Input material:
|---|

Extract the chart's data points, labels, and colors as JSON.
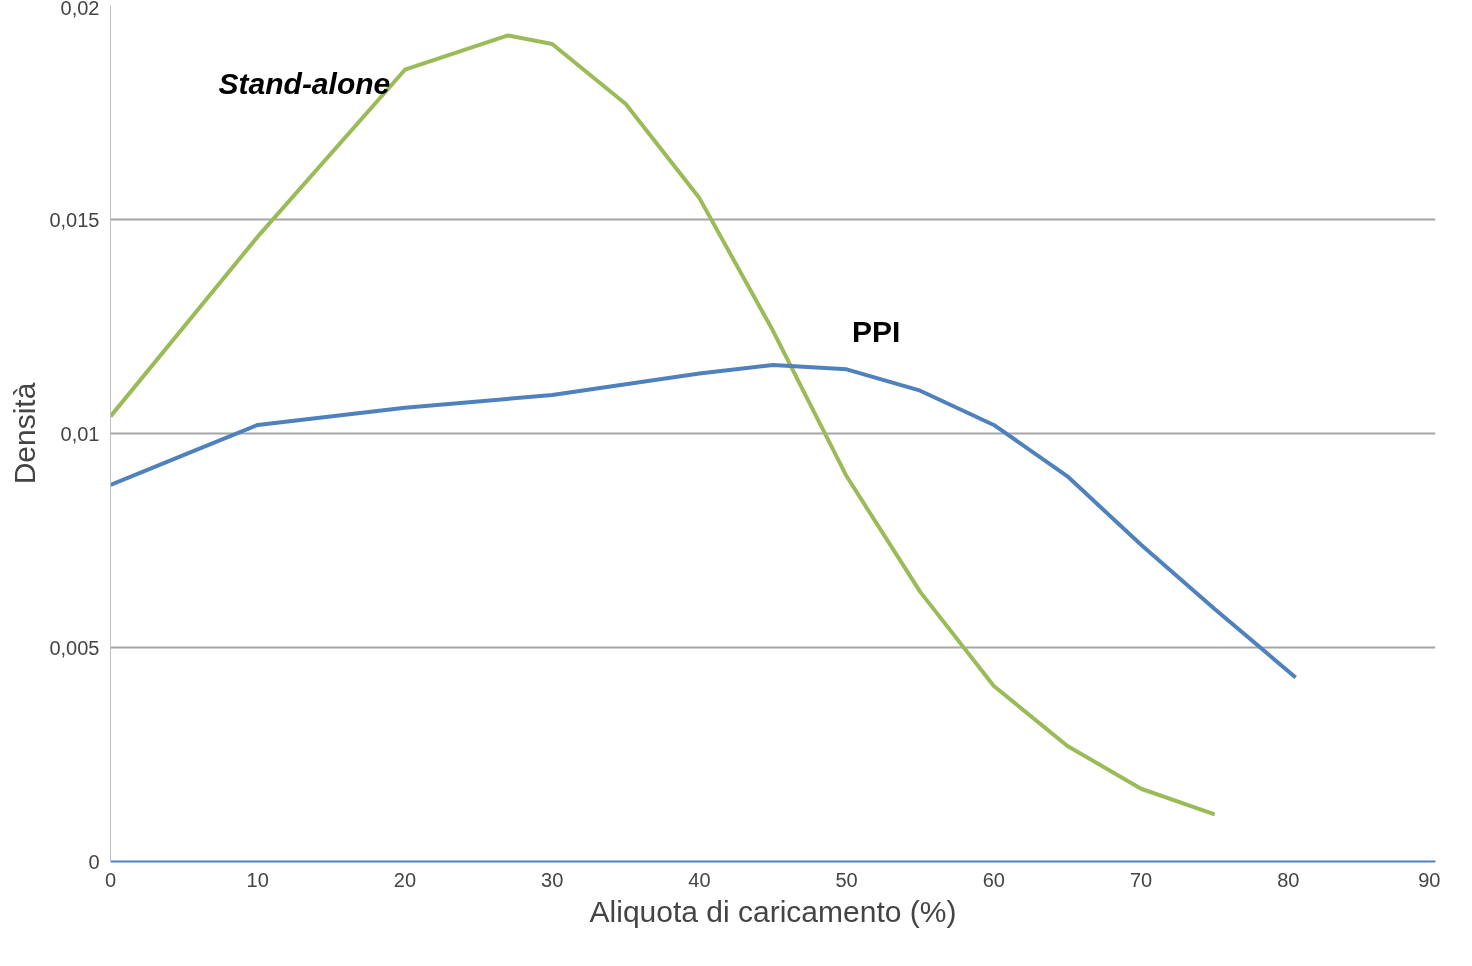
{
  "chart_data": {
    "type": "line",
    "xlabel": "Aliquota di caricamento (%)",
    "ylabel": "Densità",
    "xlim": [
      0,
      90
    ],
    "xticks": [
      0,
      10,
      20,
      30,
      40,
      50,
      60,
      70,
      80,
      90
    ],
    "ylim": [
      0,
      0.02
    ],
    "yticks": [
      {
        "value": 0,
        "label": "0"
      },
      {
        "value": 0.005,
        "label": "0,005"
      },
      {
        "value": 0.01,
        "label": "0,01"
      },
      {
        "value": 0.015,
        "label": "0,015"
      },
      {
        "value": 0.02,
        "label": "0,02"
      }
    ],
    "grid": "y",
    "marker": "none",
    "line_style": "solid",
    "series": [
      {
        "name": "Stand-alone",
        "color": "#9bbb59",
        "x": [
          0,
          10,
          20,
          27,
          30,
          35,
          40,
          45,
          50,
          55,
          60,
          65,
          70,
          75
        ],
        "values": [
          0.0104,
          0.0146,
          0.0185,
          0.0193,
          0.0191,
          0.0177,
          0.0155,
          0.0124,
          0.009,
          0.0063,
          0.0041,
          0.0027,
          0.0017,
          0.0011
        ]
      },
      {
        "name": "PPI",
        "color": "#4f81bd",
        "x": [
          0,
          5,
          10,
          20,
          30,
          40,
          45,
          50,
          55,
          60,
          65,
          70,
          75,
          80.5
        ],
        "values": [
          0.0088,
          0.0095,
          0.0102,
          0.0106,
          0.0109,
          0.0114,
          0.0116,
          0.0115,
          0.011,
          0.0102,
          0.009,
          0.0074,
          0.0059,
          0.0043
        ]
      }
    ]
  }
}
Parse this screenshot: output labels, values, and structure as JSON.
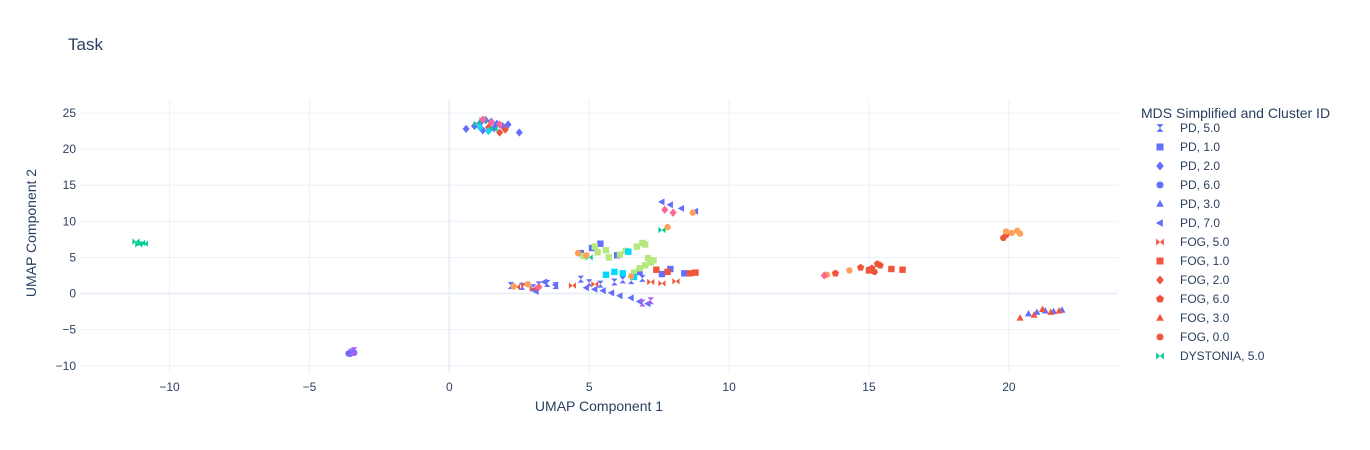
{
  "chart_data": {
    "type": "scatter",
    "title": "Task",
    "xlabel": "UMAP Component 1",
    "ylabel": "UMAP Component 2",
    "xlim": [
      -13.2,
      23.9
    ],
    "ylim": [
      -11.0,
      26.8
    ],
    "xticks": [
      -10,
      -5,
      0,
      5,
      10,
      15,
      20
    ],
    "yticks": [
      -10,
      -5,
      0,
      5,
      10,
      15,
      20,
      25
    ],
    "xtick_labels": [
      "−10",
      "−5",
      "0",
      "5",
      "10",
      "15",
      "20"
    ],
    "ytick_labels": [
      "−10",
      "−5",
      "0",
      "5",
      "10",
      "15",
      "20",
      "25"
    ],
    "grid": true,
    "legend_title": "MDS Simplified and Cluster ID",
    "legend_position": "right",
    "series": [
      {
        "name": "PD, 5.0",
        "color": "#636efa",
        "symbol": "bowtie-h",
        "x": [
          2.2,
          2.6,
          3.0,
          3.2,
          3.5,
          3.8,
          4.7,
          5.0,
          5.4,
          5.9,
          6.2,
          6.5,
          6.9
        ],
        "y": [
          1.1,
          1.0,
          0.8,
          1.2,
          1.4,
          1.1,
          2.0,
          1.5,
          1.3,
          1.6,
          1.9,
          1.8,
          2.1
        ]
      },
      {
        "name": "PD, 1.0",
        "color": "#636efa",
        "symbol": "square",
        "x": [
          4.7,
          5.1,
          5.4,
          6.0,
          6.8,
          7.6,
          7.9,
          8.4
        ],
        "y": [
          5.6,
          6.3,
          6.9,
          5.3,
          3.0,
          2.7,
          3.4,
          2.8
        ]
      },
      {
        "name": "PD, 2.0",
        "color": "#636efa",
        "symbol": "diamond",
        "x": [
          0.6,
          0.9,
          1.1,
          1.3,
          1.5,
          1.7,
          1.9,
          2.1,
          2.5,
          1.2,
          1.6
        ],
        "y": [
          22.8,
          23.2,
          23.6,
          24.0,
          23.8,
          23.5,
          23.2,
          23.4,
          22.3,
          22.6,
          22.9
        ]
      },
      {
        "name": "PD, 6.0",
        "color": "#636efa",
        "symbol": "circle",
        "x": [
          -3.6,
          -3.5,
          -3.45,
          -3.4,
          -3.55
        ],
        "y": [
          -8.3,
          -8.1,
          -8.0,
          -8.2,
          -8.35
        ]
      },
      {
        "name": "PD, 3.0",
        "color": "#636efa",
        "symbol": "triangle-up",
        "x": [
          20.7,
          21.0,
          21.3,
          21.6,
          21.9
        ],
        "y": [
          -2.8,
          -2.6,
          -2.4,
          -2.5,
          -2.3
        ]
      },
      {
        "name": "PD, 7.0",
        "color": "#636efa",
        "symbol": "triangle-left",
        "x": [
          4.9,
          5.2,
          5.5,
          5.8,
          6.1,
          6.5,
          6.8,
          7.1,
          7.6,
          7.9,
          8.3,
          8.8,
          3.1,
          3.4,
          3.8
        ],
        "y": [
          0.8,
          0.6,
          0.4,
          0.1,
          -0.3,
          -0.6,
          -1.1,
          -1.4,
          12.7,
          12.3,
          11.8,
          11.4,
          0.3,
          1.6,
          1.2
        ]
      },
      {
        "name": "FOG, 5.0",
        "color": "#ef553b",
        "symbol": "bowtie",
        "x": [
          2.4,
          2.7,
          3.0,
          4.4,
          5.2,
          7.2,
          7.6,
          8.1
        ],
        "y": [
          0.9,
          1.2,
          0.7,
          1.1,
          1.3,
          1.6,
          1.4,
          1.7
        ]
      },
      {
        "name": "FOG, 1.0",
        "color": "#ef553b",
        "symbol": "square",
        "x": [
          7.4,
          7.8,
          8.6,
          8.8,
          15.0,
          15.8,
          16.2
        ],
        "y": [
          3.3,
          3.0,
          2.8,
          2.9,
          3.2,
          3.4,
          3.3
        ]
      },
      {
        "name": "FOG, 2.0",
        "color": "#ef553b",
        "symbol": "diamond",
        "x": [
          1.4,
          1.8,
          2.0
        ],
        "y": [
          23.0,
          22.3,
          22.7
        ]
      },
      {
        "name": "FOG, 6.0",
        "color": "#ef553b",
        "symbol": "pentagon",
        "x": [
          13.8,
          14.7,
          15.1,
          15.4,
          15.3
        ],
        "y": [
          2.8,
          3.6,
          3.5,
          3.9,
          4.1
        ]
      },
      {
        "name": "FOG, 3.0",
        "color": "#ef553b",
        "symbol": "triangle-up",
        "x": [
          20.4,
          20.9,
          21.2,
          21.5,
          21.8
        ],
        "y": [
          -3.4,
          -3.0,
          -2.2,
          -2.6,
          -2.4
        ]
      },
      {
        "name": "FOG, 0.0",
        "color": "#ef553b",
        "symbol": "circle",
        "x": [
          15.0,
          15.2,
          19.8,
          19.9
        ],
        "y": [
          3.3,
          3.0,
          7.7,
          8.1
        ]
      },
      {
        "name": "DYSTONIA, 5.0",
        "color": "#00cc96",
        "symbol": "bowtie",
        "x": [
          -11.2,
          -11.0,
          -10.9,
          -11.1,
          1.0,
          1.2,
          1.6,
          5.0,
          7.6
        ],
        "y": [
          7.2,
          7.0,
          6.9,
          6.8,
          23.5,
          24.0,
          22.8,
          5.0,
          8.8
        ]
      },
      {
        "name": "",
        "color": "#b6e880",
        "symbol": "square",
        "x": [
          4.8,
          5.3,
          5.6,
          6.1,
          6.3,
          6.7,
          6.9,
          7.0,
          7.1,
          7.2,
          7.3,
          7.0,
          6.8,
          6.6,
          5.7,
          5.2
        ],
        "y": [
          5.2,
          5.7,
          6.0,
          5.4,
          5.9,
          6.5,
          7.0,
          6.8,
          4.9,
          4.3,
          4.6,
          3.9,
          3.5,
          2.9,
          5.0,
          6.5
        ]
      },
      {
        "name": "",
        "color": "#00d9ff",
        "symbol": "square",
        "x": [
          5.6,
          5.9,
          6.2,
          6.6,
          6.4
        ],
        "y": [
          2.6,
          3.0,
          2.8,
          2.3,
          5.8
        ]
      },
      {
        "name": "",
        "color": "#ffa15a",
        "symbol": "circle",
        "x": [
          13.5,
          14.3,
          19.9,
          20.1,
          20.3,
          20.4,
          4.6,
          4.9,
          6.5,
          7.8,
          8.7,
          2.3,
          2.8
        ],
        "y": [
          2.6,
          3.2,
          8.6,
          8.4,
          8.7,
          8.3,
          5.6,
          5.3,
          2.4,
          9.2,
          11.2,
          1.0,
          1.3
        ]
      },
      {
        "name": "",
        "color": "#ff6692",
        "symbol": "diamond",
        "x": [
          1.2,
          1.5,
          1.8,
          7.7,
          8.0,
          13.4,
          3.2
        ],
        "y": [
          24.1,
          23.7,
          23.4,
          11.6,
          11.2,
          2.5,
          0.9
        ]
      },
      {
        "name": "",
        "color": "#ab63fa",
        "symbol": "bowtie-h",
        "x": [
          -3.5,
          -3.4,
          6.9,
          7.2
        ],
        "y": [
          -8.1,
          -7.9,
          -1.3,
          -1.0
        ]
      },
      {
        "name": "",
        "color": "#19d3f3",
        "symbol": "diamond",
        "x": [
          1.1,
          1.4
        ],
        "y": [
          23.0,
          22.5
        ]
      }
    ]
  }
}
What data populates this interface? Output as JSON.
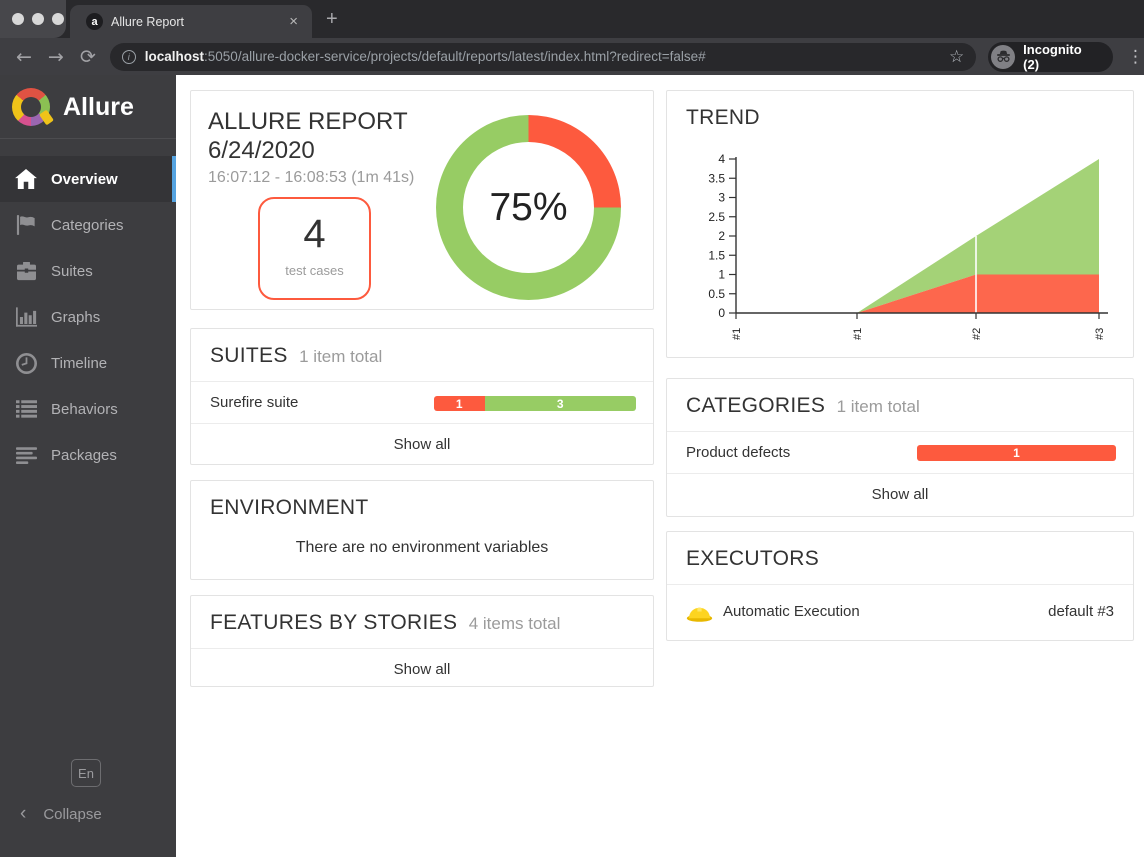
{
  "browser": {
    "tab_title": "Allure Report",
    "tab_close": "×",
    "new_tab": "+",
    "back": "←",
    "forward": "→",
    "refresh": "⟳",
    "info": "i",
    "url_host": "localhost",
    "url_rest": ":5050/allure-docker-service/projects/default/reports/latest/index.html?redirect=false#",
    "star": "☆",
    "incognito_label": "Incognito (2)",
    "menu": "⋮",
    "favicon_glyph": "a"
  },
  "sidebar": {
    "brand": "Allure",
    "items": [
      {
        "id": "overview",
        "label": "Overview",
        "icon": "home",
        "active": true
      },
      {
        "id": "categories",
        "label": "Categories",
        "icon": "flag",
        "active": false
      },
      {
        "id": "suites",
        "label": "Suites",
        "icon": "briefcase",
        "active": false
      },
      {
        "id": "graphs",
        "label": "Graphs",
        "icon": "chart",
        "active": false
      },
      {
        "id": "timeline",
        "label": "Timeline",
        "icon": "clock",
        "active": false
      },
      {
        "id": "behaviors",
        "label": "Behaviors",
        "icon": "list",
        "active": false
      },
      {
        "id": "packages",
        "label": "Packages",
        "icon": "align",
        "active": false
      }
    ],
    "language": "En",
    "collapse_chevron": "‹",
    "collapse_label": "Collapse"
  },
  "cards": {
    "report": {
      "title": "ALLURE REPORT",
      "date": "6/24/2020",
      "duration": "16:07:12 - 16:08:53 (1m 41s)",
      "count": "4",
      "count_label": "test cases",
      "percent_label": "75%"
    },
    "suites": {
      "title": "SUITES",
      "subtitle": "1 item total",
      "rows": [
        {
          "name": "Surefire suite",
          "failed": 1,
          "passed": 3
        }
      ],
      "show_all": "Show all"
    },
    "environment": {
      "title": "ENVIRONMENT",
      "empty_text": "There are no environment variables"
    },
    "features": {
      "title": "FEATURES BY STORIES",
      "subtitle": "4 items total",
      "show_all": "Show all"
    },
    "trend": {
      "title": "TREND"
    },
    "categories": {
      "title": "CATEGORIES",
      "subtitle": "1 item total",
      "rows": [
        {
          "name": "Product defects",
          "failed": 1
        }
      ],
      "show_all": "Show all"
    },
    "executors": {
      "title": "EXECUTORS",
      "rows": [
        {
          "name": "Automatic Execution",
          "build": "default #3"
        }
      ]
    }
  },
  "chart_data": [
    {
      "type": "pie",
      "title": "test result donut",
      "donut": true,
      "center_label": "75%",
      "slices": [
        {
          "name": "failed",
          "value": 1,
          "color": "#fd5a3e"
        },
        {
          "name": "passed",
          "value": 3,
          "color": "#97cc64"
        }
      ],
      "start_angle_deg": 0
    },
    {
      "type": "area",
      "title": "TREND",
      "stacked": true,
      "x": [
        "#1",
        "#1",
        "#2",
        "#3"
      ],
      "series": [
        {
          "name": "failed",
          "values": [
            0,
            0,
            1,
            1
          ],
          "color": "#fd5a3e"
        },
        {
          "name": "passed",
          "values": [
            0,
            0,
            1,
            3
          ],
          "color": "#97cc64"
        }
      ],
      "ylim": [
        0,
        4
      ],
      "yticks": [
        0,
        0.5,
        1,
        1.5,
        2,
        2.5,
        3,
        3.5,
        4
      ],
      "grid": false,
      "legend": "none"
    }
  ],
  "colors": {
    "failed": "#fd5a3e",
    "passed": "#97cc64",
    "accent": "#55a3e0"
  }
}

|---|

Directive:
Extract every line containing the string "default" from the data above.

Answer to the exercise:
    "url_rest": ":5050/allure-docker-service/projects/default/reports/latest/index.html?redirect=false#",
          "build": "default #3"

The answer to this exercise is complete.